RECORDS FOR PROCESSING ->
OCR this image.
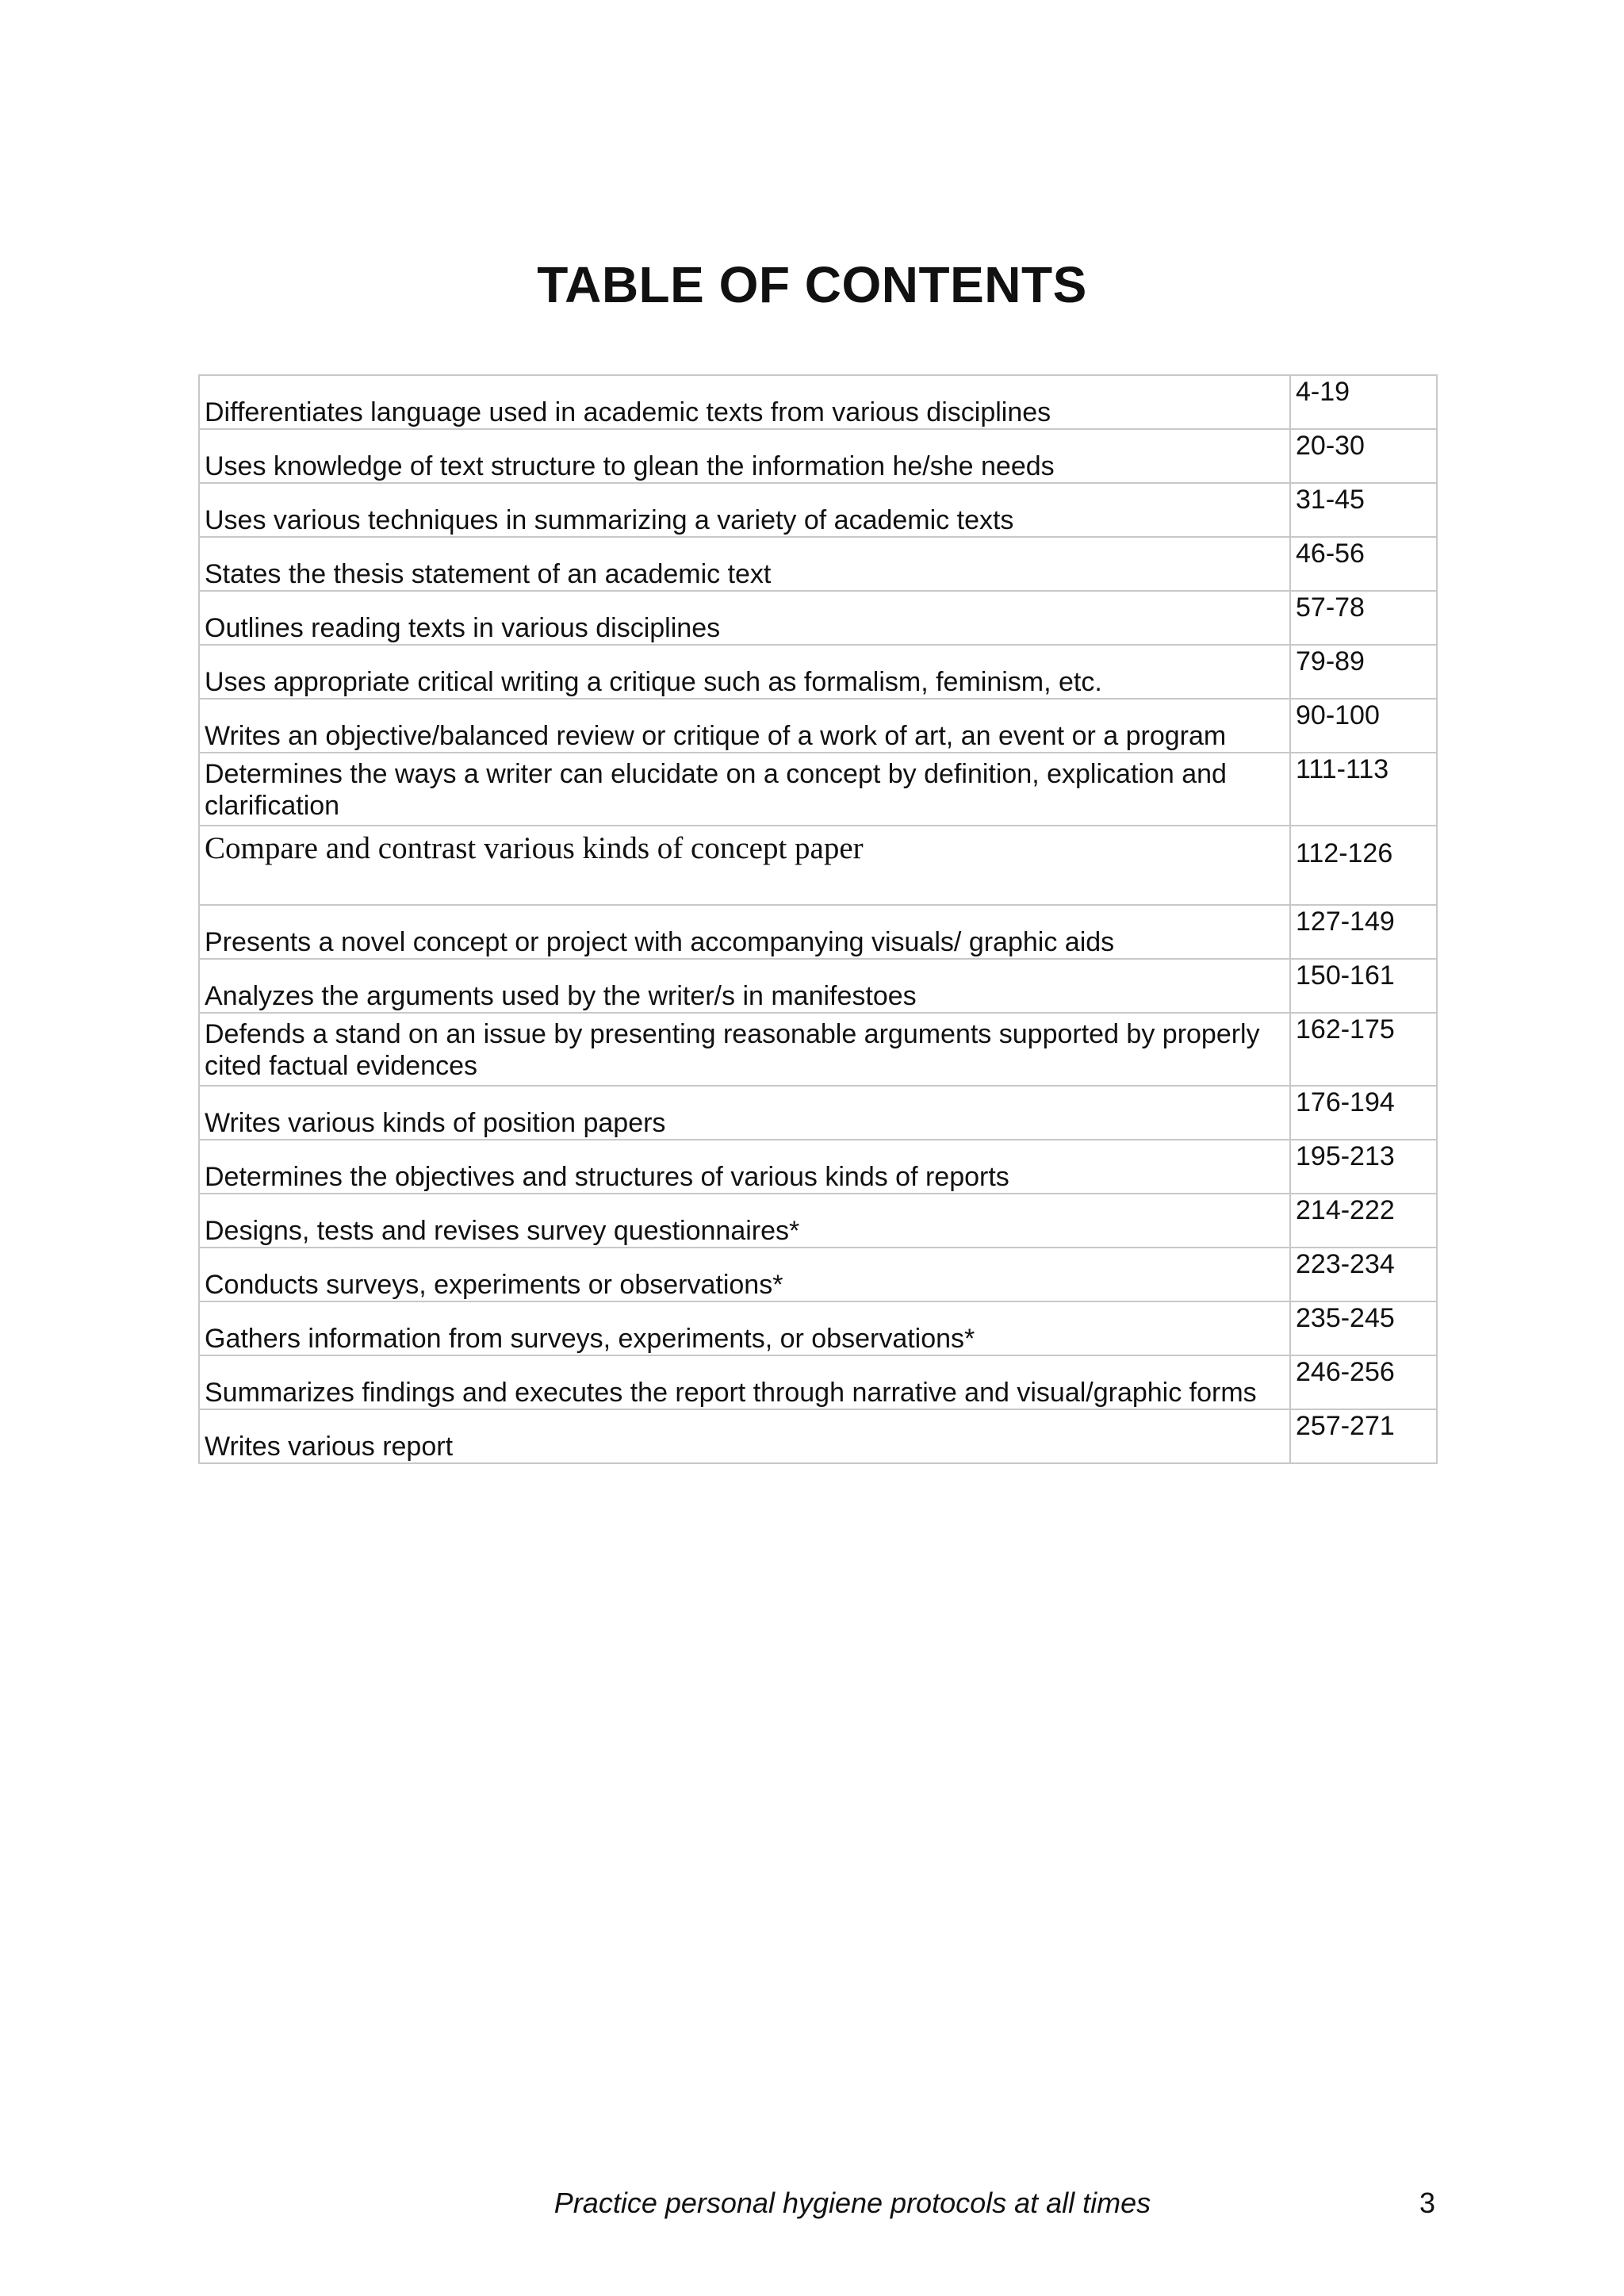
TABLE OF CONTENTS
Differentiates language used in academic texts from various disciplines	4-19
Uses knowledge of text structure to glean the information he/she needs	20-30
Uses various techniques in summarizing a variety of academic texts	31-45
States the thesis statement of an academic text	46-56
Outlines reading texts in various disciplines	57-78
Uses appropriate critical writing a critique such as formalism, feminism, etc.	79-89
Writes an objective/balanced review or critique of a work of art, an event or a program	90-100
Determines the ways a writer can elucidate on a concept by definition, explication and clarification	111-113
Compare and contrast various kinds of concept paper	112-126
Presents a novel concept or project with accompanying visuals/ graphic aids	127-149
Analyzes the arguments used by the writer/s in manifestoes	150-161
Defends a stand on an issue by presenting reasonable arguments supported by properly cited factual evidences	162-175
Writes various kinds of position papers	176-194
Determines the objectives and structures of various kinds of reports	195-213
Designs, tests and revises survey questionnaires*	214-222
Conducts surveys, experiments or observations*	223-234
Gathers information from surveys, experiments, or observations*	235-245
Summarizes findings and executes the report through narrative and visual/graphic forms	246-256
Writes various report	257-271
Practice personal hygiene protocols at all times	3
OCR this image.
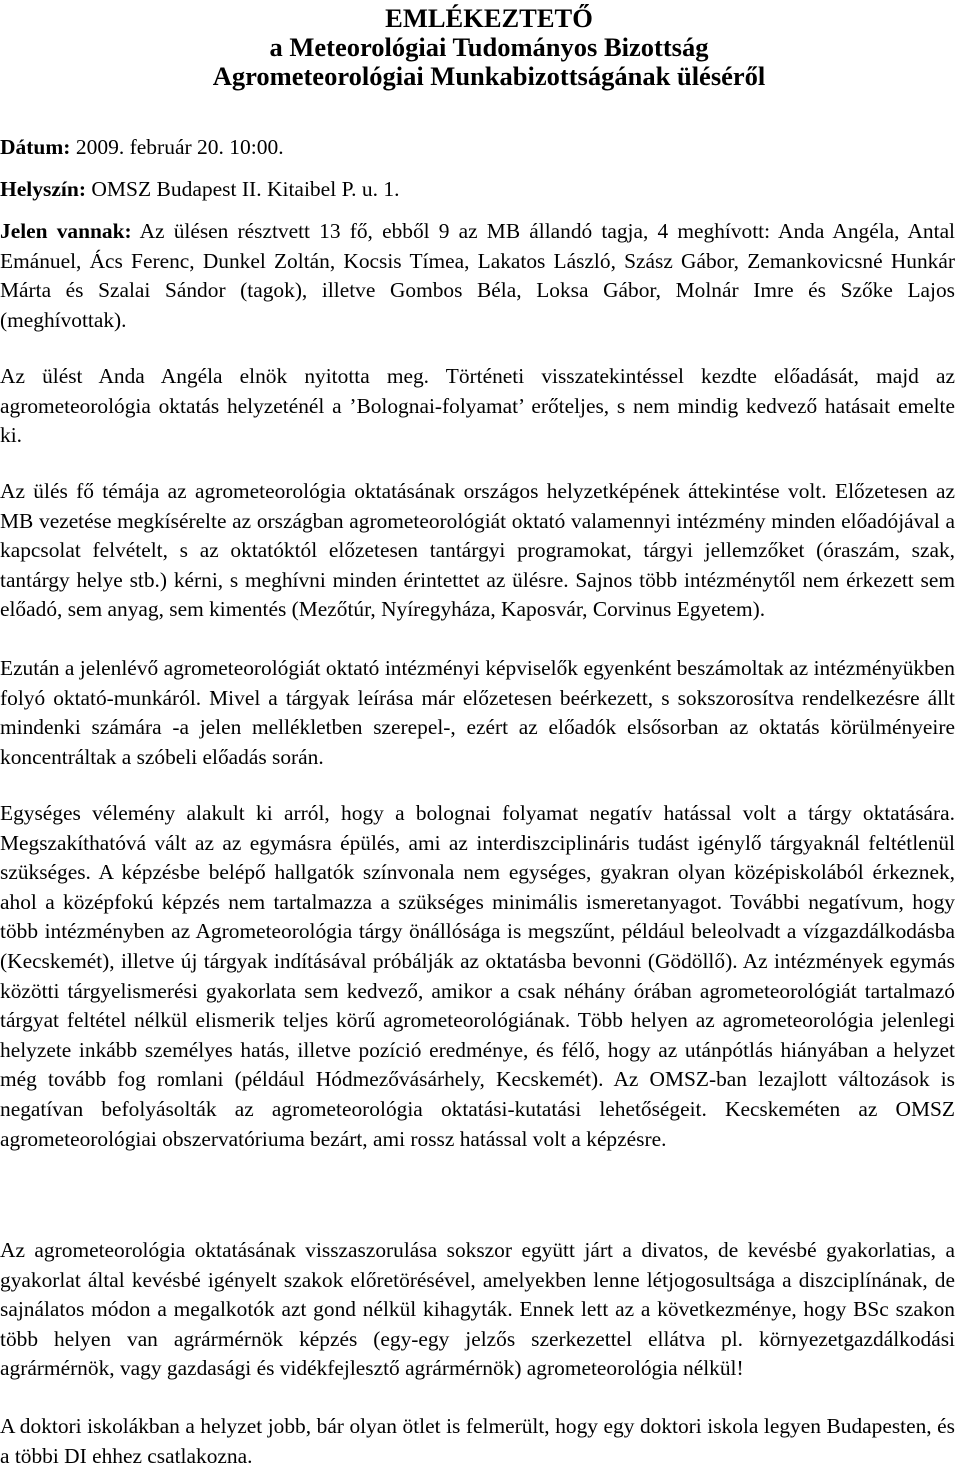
EMLÉKEZTETŐ
a Meteorológiai Tudományos Bizottság
Agrometeorológiai Munkabizottságának üléséről
Dátum: 2009. február 20. 10:00.
Helyszín: OMSZ Budapest II. Kitaibel P. u. 1.
Jelen vannak: Az ülésen résztvett 13 fő, ebből 9 az MB állandó tagja, 4 meghívott: Anda Angéla, Antal Emánuel, Ács Ferenc, Dunkel Zoltán, Kocsis Tímea, Lakatos László, Szász Gábor, Zemankovicsné Hunkár Márta és Szalai Sándor (tagok), illetve Gombos Béla, Loksa Gábor, Molnár Imre és Szőke Lajos (meghívottak).
Az ülést Anda Angéla elnök nyitotta meg. Történeti visszatekintéssel kezdte előadását, majd az agrometeorológia oktatás helyzeténél a ’Bolognai-folyamat’ erőteljes, s nem mindig kedvező hatásait emelte ki.
Az ülés fő témája az agrometeorológia oktatásának országos helyzetképének áttekintése volt. Előzetesen az MB vezetése megkísérelte az országban agrometeorológiát oktató valamennyi intézmény minden előadójával a kapcsolat felvételt, s az oktatóktól előzetesen tantárgyi programokat, tárgyi jellemzőket (óraszám, szak, tantárgy helye stb.) kérni, s meghívni minden érintettet az ülésre. Sajnos több intézménytől nem érkezett sem előadó, sem anyag, sem kimentés (Mezőtúr, Nyíregyháza, Kaposvár, Corvinus Egyetem).
Ezután a jelenlévő agrometeorológiát oktató intézményi képviselők egyenként beszámoltak az intézményükben folyó oktató-munkáról. Mivel a tárgyak leírása már előzetesen beérkezett, s sokszorosítva rendelkezésre állt mindenki számára -a jelen mellékletben szerepel-, ezért az előadók elsősorban az oktatás körülményeire koncentráltak a szóbeli előadás során.
Egységes vélemény alakult ki arról, hogy a bolognai folyamat negatív hatással volt a tárgy oktatására. Megszakíthatóvá vált az az egymásra épülés, ami az interdiszciplináris tudást igénylő tárgyaknál feltétlenül szükséges. A képzésbe belépő hallgatók színvonala nem egységes, gyakran olyan középiskolából érkeznek, ahol a középfokú képzés nem tartalmazza a szükséges minimális ismeretanyagot. További negatívum, hogy több intézményben az Agrometeorológia tárgy önállósága is megszűnt, például beleolvadt a vízgazdálkodásba (Kecskemét), illetve új tárgyak indításával próbálják az oktatásba bevonni (Gödöllő). Az intézmények egymás közötti tárgyelismerési gyakorlata sem kedvező, amikor a csak néhány órában agrometeorológiát tartalmazó tárgyat feltétel nélkül elismerik teljes körű agrometeorológiának. Több helyen az agrometeorológia jelenlegi helyzete inkább személyes hatás, illetve pozíció eredménye, és félő, hogy az utánpótlás hiányában a helyzet még tovább fog romlani (például Hódmezővásárhely, Kecskemét). Az OMSZ-ban lezajlott változások is negatívan befolyásolták az agrometeorológia oktatási-kutatási lehetőségeit. Kecskeméten az OMSZ agrometeorológiai obszervatóriuma bezárt, ami rossz hatással volt a képzésre.
Az agrometeorológia oktatásának visszaszorulása sokszor együtt járt a divatos, de kevésbé gyakorlatias, a gyakorlat által kevésbé igényelt szakok előretörésével, amelyekben lenne létjogosultsága a diszciplínának, de sajnálatos módon a megalkotók azt gond nélkül kihagyták. Ennek lett az a következménye, hogy BSc szakon több helyen van agrármérnök képzés (egy-egy jelzős szerkezettel ellátva pl. környezetgazdálkodási agrármérnök, vagy gazdasági és vidékfejlesztő agrármérnök) agrometeorológia nélkül!
A doktori iskolákban a helyzet jobb, bár olyan ötlet is felmerült, hogy egy doktori iskola legyen Budapesten, és a többi DI ehhez csatlakozna.
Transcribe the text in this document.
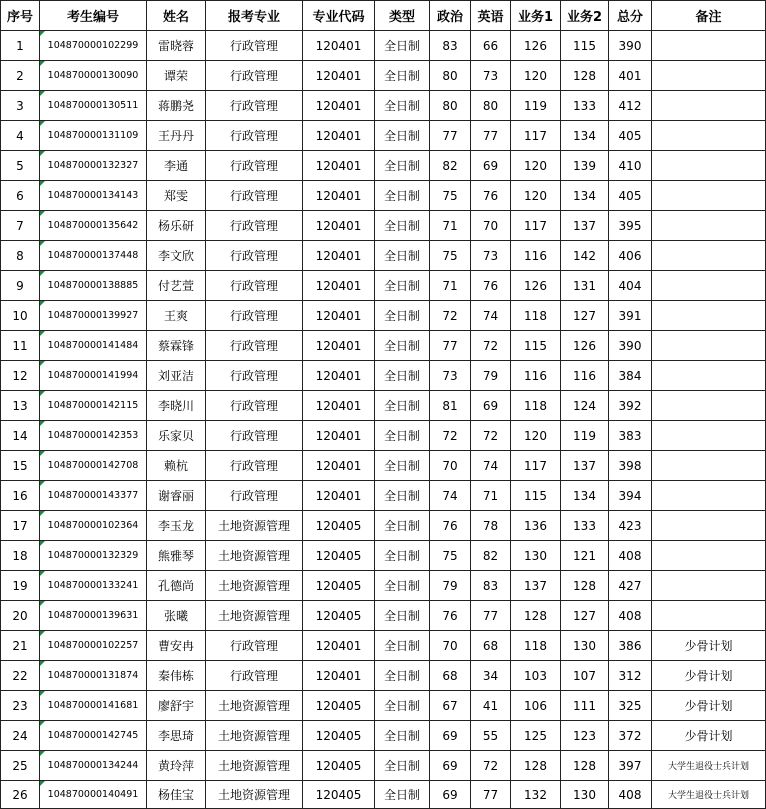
序号	考生编号	姓名	报考专业	专业代码	类型	政治	英语	业务1	业务2	总分	备注
1	104870000102299	雷晓蓉	行政管理	120401	全日制	83	66	126	115	390	
2	104870000130090	谭荣	行政管理	120401	全日制	80	73	120	128	401	
3	104870000130511	蒋鹏尧	行政管理	120401	全日制	80	80	119	133	412	
4	104870000131109	王丹丹	行政管理	120401	全日制	77	77	117	134	405	
5	104870000132327	李通	行政管理	120401	全日制	82	69	120	139	410	
6	104870000134143	郑雯	行政管理	120401	全日制	75	76	120	134	405	
7	104870000135642	杨乐研	行政管理	120401	全日制	71	70	117	137	395	
8	104870000137448	李文欣	行政管理	120401	全日制	75	73	116	142	406	
9	104870000138885	付艺萱	行政管理	120401	全日制	71	76	126	131	404	
10	104870000139927	王爽	行政管理	120401	全日制	72	74	118	127	391	
11	104870000141484	蔡霖锋	行政管理	120401	全日制	77	72	115	126	390	
12	104870000141994	刘亚洁	行政管理	120401	全日制	73	79	116	116	384	
13	104870000142115	李晓川	行政管理	120401	全日制	81	69	118	124	392	
14	104870000142353	乐家贝	行政管理	120401	全日制	72	72	120	119	383	
15	104870000142708	赖杭	行政管理	120401	全日制	70	74	117	137	398	
16	104870000143377	谢睿丽	行政管理	120401	全日制	74	71	115	134	394	
17	104870000102364	李玉龙	土地资源管理	120405	全日制	76	78	136	133	423	
18	104870000132329	熊雅琴	土地资源管理	120405	全日制	75	82	130	121	408	
19	104870000133241	孔德尚	土地资源管理	120405	全日制	79	83	137	128	427	
20	104870000139631	张曦	土地资源管理	120405	全日制	76	77	128	127	408	
21	104870000102257	曹安冉	行政管理	120401	全日制	70	68	118	130	386	少骨计划
22	104870000131874	秦伟栋	行政管理	120401	全日制	68	34	103	107	312	少骨计划
23	104870000141681	廖舒宇	土地资源管理	120405	全日制	67	41	106	111	325	少骨计划
24	104870000142745	李思琦	土地资源管理	120405	全日制	69	55	125	123	372	少骨计划
25	104870000134244	黄玲萍	土地资源管理	120405	全日制	69	72	128	128	397	大学生退役士兵计划
26	104870000140491	杨佳宝	土地资源管理	120405	全日制	69	77	132	130	408	大学生退役士兵计划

EXERCISE AIM ->
Gather all lines from the listing above in which "Determines" occurs.

WORKED SOLUTION ->
Determines the ways a writer can elucidate on a concept by definition, explication and clarification	111-113
Determines the objectives and structures of various kinds of reports	195-213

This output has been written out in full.